Stated problem:
Lay out the records from their first line through the line containing "- Point: [82, 587, 104, 601]", inclusive, as a Markdown table with the columns No. and Entry. Give each line its own numbered row, skip any blank lines, and include no other lines.

Data for the task:
◆ ◆ ◆ ◆
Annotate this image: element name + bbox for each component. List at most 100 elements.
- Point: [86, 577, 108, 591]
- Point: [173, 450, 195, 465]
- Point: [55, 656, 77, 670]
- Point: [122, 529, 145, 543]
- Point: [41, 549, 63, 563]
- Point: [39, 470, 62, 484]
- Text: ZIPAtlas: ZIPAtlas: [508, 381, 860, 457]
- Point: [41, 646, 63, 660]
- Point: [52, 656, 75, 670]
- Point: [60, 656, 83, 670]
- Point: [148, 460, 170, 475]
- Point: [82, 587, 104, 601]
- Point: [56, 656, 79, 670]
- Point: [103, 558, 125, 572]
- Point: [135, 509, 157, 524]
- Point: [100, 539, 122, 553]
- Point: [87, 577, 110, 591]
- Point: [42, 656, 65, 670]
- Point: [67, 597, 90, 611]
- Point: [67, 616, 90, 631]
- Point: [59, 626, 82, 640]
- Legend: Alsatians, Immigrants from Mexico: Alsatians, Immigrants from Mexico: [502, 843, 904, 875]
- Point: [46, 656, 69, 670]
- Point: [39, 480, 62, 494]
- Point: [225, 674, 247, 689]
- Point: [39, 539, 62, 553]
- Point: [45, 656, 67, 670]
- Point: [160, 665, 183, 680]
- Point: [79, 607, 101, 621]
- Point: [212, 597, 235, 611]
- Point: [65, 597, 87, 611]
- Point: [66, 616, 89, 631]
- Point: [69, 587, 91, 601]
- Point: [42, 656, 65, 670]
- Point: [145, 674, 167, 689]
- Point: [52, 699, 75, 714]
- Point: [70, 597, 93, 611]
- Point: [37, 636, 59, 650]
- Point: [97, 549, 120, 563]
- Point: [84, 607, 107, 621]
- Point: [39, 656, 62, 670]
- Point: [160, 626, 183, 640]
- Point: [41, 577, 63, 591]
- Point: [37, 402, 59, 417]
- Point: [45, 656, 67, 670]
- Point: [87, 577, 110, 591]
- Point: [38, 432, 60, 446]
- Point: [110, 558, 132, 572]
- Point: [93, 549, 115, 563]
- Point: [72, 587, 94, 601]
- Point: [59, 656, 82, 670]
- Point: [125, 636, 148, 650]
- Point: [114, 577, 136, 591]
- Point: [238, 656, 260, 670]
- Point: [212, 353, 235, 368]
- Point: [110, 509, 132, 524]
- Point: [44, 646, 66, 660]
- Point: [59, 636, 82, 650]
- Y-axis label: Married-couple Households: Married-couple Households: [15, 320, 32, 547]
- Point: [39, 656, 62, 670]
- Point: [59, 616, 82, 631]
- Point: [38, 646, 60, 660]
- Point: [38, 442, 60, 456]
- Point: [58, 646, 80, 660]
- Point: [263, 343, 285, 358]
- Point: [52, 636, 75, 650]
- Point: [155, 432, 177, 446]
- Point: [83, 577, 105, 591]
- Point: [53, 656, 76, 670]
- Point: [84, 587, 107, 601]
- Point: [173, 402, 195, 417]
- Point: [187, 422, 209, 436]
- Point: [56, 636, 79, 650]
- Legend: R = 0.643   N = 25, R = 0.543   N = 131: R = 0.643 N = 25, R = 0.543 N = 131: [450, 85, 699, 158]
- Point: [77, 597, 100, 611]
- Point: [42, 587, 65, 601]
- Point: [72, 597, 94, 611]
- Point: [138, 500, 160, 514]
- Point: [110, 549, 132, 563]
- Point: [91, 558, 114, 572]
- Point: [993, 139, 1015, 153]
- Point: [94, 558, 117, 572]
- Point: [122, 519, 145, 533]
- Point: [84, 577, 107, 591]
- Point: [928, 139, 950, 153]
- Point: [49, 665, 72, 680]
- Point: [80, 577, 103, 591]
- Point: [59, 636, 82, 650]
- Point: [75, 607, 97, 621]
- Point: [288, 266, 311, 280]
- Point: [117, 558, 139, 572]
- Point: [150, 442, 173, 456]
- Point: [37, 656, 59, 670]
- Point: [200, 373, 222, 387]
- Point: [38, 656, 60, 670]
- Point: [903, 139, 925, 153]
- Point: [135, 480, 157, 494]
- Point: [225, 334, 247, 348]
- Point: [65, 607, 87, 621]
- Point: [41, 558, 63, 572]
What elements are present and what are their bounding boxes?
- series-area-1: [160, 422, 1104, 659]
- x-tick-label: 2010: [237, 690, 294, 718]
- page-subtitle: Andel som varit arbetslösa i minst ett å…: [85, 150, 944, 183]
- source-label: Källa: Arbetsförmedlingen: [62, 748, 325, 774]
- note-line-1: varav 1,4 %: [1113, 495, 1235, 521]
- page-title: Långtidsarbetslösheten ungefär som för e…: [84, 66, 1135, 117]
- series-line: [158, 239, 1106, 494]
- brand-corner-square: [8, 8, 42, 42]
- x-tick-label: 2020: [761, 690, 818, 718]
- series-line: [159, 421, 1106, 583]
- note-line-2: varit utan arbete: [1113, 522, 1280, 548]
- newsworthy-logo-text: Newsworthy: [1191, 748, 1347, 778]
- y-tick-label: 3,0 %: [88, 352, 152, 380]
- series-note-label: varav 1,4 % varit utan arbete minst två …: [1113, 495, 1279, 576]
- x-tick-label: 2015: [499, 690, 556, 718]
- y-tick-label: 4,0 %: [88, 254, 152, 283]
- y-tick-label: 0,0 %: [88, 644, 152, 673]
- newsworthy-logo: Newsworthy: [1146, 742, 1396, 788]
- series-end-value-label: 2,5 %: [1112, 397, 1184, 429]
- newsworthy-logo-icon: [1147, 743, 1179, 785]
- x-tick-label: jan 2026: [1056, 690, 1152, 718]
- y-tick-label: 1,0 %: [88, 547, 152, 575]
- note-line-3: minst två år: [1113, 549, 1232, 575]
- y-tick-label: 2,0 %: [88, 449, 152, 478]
◆ ◆ ◆ ◆
Solution:
| No. | Entry |
|---|---|
| 1 | Annotate this image: element name + bbox for each component. List at most 100 elements. |
| 2 | - Point: [86, 577, 108, 591] |
| 3 | - Point: [173, 450, 195, 465] |
| 4 | - Point: [55, 656, 77, 670] |
| 5 | - Point: [122, 529, 145, 543] |
| 6 | - Point: [41, 549, 63, 563] |
| 7 | - Point: [39, 470, 62, 484] |
| 8 | - Text: ZIPAtlas: ZIPAtlas: [508, 381, 860, 457] |
| 9 | - Point: [41, 646, 63, 660] |
| 10 | - Point: [52, 656, 75, 670] |
| 11 | - Point: [60, 656, 83, 670] |
| 12 | - Point: [148, 460, 170, 475] |
| 13 | - Point: [82, 587, 104, 601] |